TASK REQUIREMENTS
[A] Using the report below on Kenya's constitutional referendum, explain why the new charter is seen as important.
[B] In the report below on Kenya's constitutional referendum, what share of Kenyans had backed the charter with provisional results in from half the constituencies?

EXCERPTED TEXT

++++++

Kenyans voted in favour of a new constitution in a peaceful referendum that could reshape the political landscape of East Africa’s largest economy, according to partial results published on Thursday.
With provisional results from half of the country’s 210 constituencies, 67% of Kenyans had backed the charter, making it extremely unlikely the “No” camp could catch up.
Kenya’s leading newspapers were in no doubt about the outcome: “Kenya says Yes” and “Yes it is” were the headlines splashed on the front of the two main dailies.
After years of disputed, violent elections the charter is seen as important to avoid a repeat of the post-election tribal bloodshed in early 2008 that killed 1 300 people and pushed the country of about 40-million people to the brink of anarchy.
The changes put to voters on Wednesday allow for greater checks on presidential powers, more devolution to grassroots administrations and an increase in civil liberties.
The new legal framework addresses the corruption, political patronage, land-grabbing and tribalism that have plagued Kenya since it won independence from Britain in 1963.
Television pictures showed voters in the Indian Ocean port city of Mombasa dancing and cheering at what they said was likely to be a resounding victory for the “Yes” camp.
“It does appear that ‘Yes’ is winning overwhelmingly … but we should not come out of this with the division of winners and losers,” Foreign Affairs Minister Moses Wetangula told Reuters at the national counting centre in Nairobi.

++++++

RECORD LIST
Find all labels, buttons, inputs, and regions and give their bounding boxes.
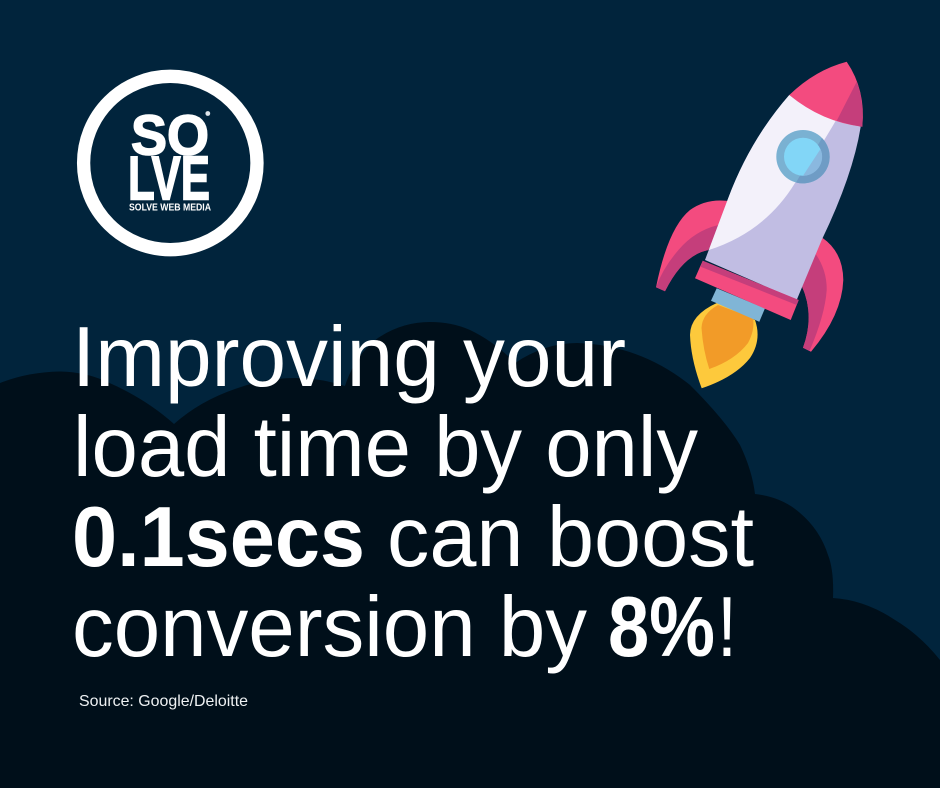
nose cone [789, 62, 863, 127]
rocket body [705, 95, 861, 300]
headline line 4: 8% [608, 580, 715, 675]
right fin shade [802, 253, 827, 351]
headline [72, 310, 754, 675]
nose cone shade [837, 82, 863, 127]
logo wordmark bottom: LVE [128, 144, 210, 214]
headline line 4: ! [717, 580, 737, 675]
dark cloud [0, 322, 940, 788]
left fin [656, 200, 733, 291]
source note: Source: Google/Deloitte [79, 693, 248, 710]
logo: Solve Web Media [84, 76, 257, 250]
headline line 1: Improving your [72, 310, 626, 405]
right fin [802, 238, 843, 352]
window glass [784, 138, 822, 176]
headline line 3: can boost [387, 490, 754, 585]
window glass shade [803, 149, 822, 176]
rocket illustration [656, 62, 863, 388]
logo wordmark top: SO [131, 104, 209, 168]
headline line 4: conversion by [72, 580, 587, 675]
nozzle [711, 288, 765, 322]
window rim [776, 130, 830, 183]
engine collar [695, 261, 799, 320]
headline line 2: load time by only [73, 400, 698, 495]
headline line 3: 0.1secs [72, 490, 365, 585]
logo ring [84, 76, 257, 250]
left fin shade [656, 224, 723, 291]
collar stripe [701, 261, 799, 305]
flame outer [690, 303, 758, 388]
porthole window [776, 130, 830, 183]
flame inner [702, 305, 753, 369]
registered mark [205, 111, 210, 116]
logo caption: SOLVE WEB MEDIA [129, 202, 211, 214]
window rim shade [796, 138, 830, 183]
body highlight [709, 95, 836, 250]
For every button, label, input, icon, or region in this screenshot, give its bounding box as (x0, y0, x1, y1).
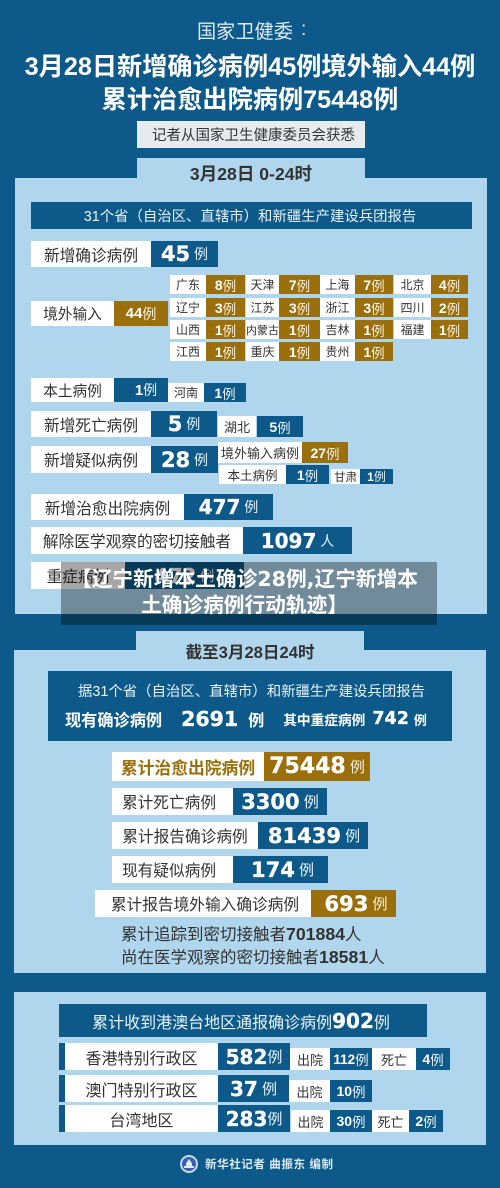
block: 境外输入 by province: 例 (371, 302, 385, 316)
block: 境外输入 by province: 天津 (250, 278, 274, 292)
row: 台湾: 例 (267, 1111, 282, 1128)
block: 境外输入 by province: 四川 (400, 301, 424, 315)
block: 境外输入 by province: 8 (215, 276, 223, 292)
row: 累计治愈出院病例: 累计治愈出院病例 (121, 758, 255, 778)
subtitle box: 记者从国家卫生健康委员会获悉 (152, 128, 355, 144)
row: 累计死亡病例: 3300 (241, 790, 300, 814)
block: 境外输入 by province: 3 (363, 300, 371, 316)
row: 新增确诊病例 (31, 241, 218, 267)
block: 境外输入 by province: 例 (371, 278, 385, 294)
block: 境外输入 by province: 浙江 (325, 301, 350, 315)
text: cumulative close contacts: 累计追踪到密切接触者701884人 (121, 924, 362, 944)
block: 境外输入 by province: 例 (447, 278, 460, 294)
row: 香港: 例 (430, 1053, 444, 1068)
panel: 3月28日 0-24时 (15, 158, 487, 614)
block: 境外输入 by province: 3 (215, 300, 223, 316)
row: 新增疑似病例: 本土病例 (227, 469, 278, 483)
row: 香港: 死亡 (381, 1052, 407, 1068)
row: 本土病例: 例 (222, 386, 236, 402)
row: 新增疑似病例: 28 (161, 448, 190, 472)
text: cumulative close contacts: 尚在医学观察的密切接触者18581人 (121, 947, 385, 967)
block: 境外输入 by province (31, 275, 468, 361)
header bar: 902 cases: 902 (332, 1008, 374, 1032)
row: 新增疑似病例: 27 (310, 444, 326, 460)
row: 本土病例: 1 (214, 384, 222, 400)
row: 本土病例: 河南 (174, 386, 198, 400)
header title (25, 19, 475, 114)
block: 境外输入 by province: 江西 (176, 345, 200, 359)
block: 境外输入 by province: 北京 (400, 278, 424, 292)
block: 境外输入 by province: 内蒙古 (246, 324, 279, 336)
row: 台湾: 2 (415, 1113, 423, 1129)
row: 澳门 (59, 1075, 372, 1102)
row: 台湾: 例 (423, 1115, 437, 1130)
row: 累计死亡病例: 累计死亡病例 (122, 795, 216, 812)
row: 新增疑似病例 (31, 442, 393, 484)
row: 新增疑似病例: 例 (194, 452, 208, 468)
row: 解除医学观察的密切接触者: 人 (320, 532, 334, 548)
block: 境外输入 by province: 2 (439, 300, 447, 316)
row: 新增死亡病例: 例 (186, 416, 200, 432)
block: 境外输入 by province: 例 (371, 346, 385, 360)
block: 境外输入 by province: 1 (439, 322, 447, 338)
row: 新增确诊病例: 45 (161, 242, 190, 266)
current confirmed and severe figures: 例 (248, 713, 264, 730)
block: 境外输入 by province: 例 (142, 306, 156, 322)
row: 重症病例: 例 (200, 568, 214, 584)
row: 现有疑似病例: 174 (251, 858, 295, 882)
panel tab heading (137, 158, 365, 188)
row: 解除医学观察的密切接触者: 1097 (261, 528, 316, 552)
row: 新增死亡病例: 新增死亡病例 (44, 418, 138, 434)
row: 澳门: 10 (336, 1083, 352, 1099)
block: 境外输入 by province: 1 (289, 344, 297, 360)
block: 境外输入 by province: 例 (447, 302, 460, 316)
row: 新增死亡病例: 5 (269, 418, 277, 434)
row: 新增治愈出院病例 (31, 494, 273, 520)
block: 境外输入 by province: 1 (215, 322, 223, 338)
row: 累计报告境外输入确诊病例 (95, 890, 396, 917)
panel tab heading (136, 631, 364, 671)
row: 新增疑似病例: 例 (374, 470, 386, 484)
row: 台湾: 例 (352, 1115, 366, 1130)
current confirmed and severe figures: 2691 (181, 707, 238, 731)
row: 香港: 112 (333, 1052, 355, 1066)
block: 境外输入 by province: 3 (289, 300, 297, 316)
block: 境外输入 by province: 重庆 (250, 345, 274, 359)
row: 澳门: 出院 (296, 1084, 322, 1100)
row: 新增治愈出院病例: 477 (199, 495, 240, 519)
block: 境外输入 by province: 广东 (176, 278, 200, 292)
row: 新增疑似病例: 例 (305, 468, 318, 484)
block: 境外输入 by province: 境外输入 (43, 307, 102, 323)
row: 解除医学观察的密切接触者: 解除医学观察的密切接触者 (43, 534, 231, 551)
row: 累计死亡病例: 例 (304, 794, 319, 811)
block: 境外输入 by province: 4 (439, 276, 447, 292)
block: 境外输入 by province: 例 (223, 302, 236, 316)
row: 澳门: 37 (230, 1076, 258, 1100)
row: 累计治愈出院病例: 例 (350, 759, 365, 776)
row: 新增确诊病例: 例 (194, 246, 208, 262)
block: 境外输入 by province: 例 (297, 302, 310, 316)
row: 重症病例: 472 (155, 564, 196, 588)
block: 境外输入 by province: 1 (363, 344, 371, 360)
row: 香港: 例 (267, 1049, 282, 1066)
current confirmed and severe figures: 现有确诊病例 (65, 712, 162, 730)
row: 澳门: 澳门特别行政区 (85, 1082, 198, 1100)
block: 境外输入 by province: 1 (363, 322, 371, 338)
row: 新增疑似病例: 新增疑似病例 (44, 453, 138, 470)
block: 境外输入 by province: 例 (371, 324, 385, 338)
row: 香港: 4 (422, 1051, 430, 1067)
header bar: 902 cases: 例 (374, 1014, 390, 1032)
caption overlay: 【辽宁新增本土确诊28例,辽宁新增本土确诊病例行动轨迹】 (71, 567, 418, 617)
block: 境外输入 by province: 例 (223, 278, 236, 294)
panel body (15, 178, 487, 614)
row: 台湾 (59, 1105, 443, 1132)
heading: source: : (301, 19, 306, 40)
block: 境外输入 by province: 上海 (325, 278, 350, 292)
block: 境外输入 by province: 7 (363, 276, 371, 292)
row: 累计治愈出院病例 (112, 752, 370, 781)
row: 新增死亡病例: 湖北 (224, 420, 250, 435)
heading: source: 国家卫健委 (197, 22, 293, 43)
block: 境外输入 by province: 辽宁 (176, 301, 200, 315)
report source bar (31, 202, 472, 229)
text: cumulative close contacts (121, 924, 385, 967)
row: 累计报告境外输入确诊病例: 693 (324, 892, 368, 916)
block: 境外输入 by province: 44 (126, 305, 142, 322)
block: 境外输入 by province: 山西 (176, 323, 200, 337)
block: 境外输入 by province: 例 (297, 346, 310, 360)
row: 解除医学观察的密切接触者 (31, 527, 352, 554)
row: 现有疑似病例: 现有疑似病例 (122, 863, 216, 880)
block: 境外输入 by province: 福建 (400, 323, 424, 337)
row: 新增疑似病例: 例 (326, 446, 340, 462)
row: 本土病例: 例 (143, 382, 157, 398)
row: 累计报告确诊病例: 累计报告确诊病例 (122, 829, 248, 846)
row: 本土病例 (31, 378, 246, 402)
block: 境外输入 by province: 吉林 (325, 323, 350, 337)
row: 累计报告确诊病例: 例 (345, 828, 360, 845)
row: 本土病例: 1 (135, 382, 143, 398)
row: 香港 (59, 1043, 450, 1070)
current confirmed and severe figures: 742 (372, 709, 409, 729)
row: 台湾: 283 (226, 1106, 267, 1130)
header bar: 902 cases: 累计收到港澳台地区通报确诊病例 (92, 1014, 332, 1032)
block: 境外输入 by province: 例 (223, 324, 236, 338)
row: 重症病例: 重症病例 (47, 569, 109, 586)
current confirmed and severe figures (65, 707, 427, 731)
panel: 港澳台地区 (14, 992, 486, 1145)
row: 香港: 例 (355, 1053, 369, 1068)
row: 台湾: 30 (336, 1113, 352, 1129)
panel: 截至3月28日24时 (14, 631, 486, 973)
block: 境外输入 by province: 例 (297, 278, 310, 294)
block: 境外输入 by province: 例 (297, 324, 310, 338)
heading: main title line two: 累计治愈出院病例75448例 (102, 86, 398, 114)
row: 台湾: 死亡 (377, 1114, 404, 1130)
panel body (14, 650, 486, 973)
row: 现有疑似病例 (112, 856, 328, 883)
row: 新增疑似病例: 1 (367, 470, 374, 484)
row: 新增疑似病例: 境外输入病例 (221, 446, 299, 461)
row: 台湾: 台湾地区 (109, 1112, 174, 1130)
report source bar: 31个省（自治区、直辖市）和新疆生产建设兵团报告 (84, 209, 416, 225)
row: 新增死亡病例: 5 (168, 412, 182, 436)
current cases box (48, 671, 452, 741)
row: 新增治愈出院病例: 新增治愈出院病例 (45, 500, 170, 518)
row: 香港: 582 (226, 1044, 267, 1068)
heading: main title line one: 3月28日新增确诊病例45例境外输入44例 (25, 53, 475, 81)
row: 累计报告确诊病例: 81439 (268, 824, 341, 848)
row: 新增死亡病例 (31, 411, 303, 437)
row: 现有疑似病例: 例 (299, 862, 314, 879)
block: 境外输入 by province: 1 (289, 322, 297, 338)
icon: Xinhua logo (180, 1155, 198, 1173)
row: 香港: 出院 (297, 1052, 323, 1068)
row: 累计报告境外输入确诊病例: 累计报告境外输入确诊病例 (111, 897, 299, 914)
row: 重症病例 (31, 562, 244, 589)
panel tab heading: 3月28日 0-24时 (190, 164, 312, 184)
row: 新增死亡病例: 例 (277, 420, 291, 436)
block: 境外输入 by province: 江苏 (250, 301, 274, 315)
row: 本土病例: 本土病例 (43, 384, 102, 400)
row: 累计治愈出院病例: 75448 (269, 754, 346, 779)
row: 新增疑似病例: 甘肃 (334, 472, 357, 484)
subtitle box (137, 121, 365, 148)
row: 澳门: 例 (262, 1081, 277, 1098)
current confirmed and severe figures: 例 (414, 712, 427, 728)
row: 累计报告确诊病例 (112, 822, 368, 849)
panel tab heading: 截至3月28日24时 (185, 643, 315, 662)
block: 境外输入 by province: 贵州 (325, 345, 350, 359)
row: 台湾: 出院 (297, 1114, 324, 1130)
block: 境外输入 by province: 例 (223, 346, 236, 360)
report source line: 据31个省（自治区、直辖市）和新疆生产建设兵团报告 (78, 684, 425, 700)
credit text: 新华社记者 曲振东 编制 (205, 1159, 334, 1171)
row: 累计报告境外输入确诊病例: 例 (372, 896, 388, 913)
row: 香港: 香港特别行政区 (85, 1050, 198, 1068)
block: 境外输入 by province: 例 (447, 324, 460, 338)
row: 新增疑似病例: 1 (297, 466, 305, 482)
row: 累计死亡病例 (112, 788, 327, 815)
footer credit (180, 1155, 334, 1173)
row: 新增治愈出院病例: 例 (244, 499, 258, 515)
block: 境外输入 by province: 1 (215, 344, 223, 360)
current confirmed and severe figures: 其中重症病例 (283, 713, 365, 728)
header bar: 902 cases (59, 1004, 427, 1037)
block: 境外输入 by province: 7 (289, 276, 297, 292)
row: 澳门: 例 (352, 1085, 366, 1100)
row: 新增确诊病例: 新增确诊病例 (44, 248, 138, 264)
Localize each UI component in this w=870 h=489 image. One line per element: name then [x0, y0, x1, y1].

++++++

SOLUTION SET
[A] After years of disputed, violent elections, the charter is seen as a way to avoid a repeat of the tribal bloodshed that followed the election in early 2008. That violence killed 1,300 people and pushed the country to the brink of anarchy.

[B] 67%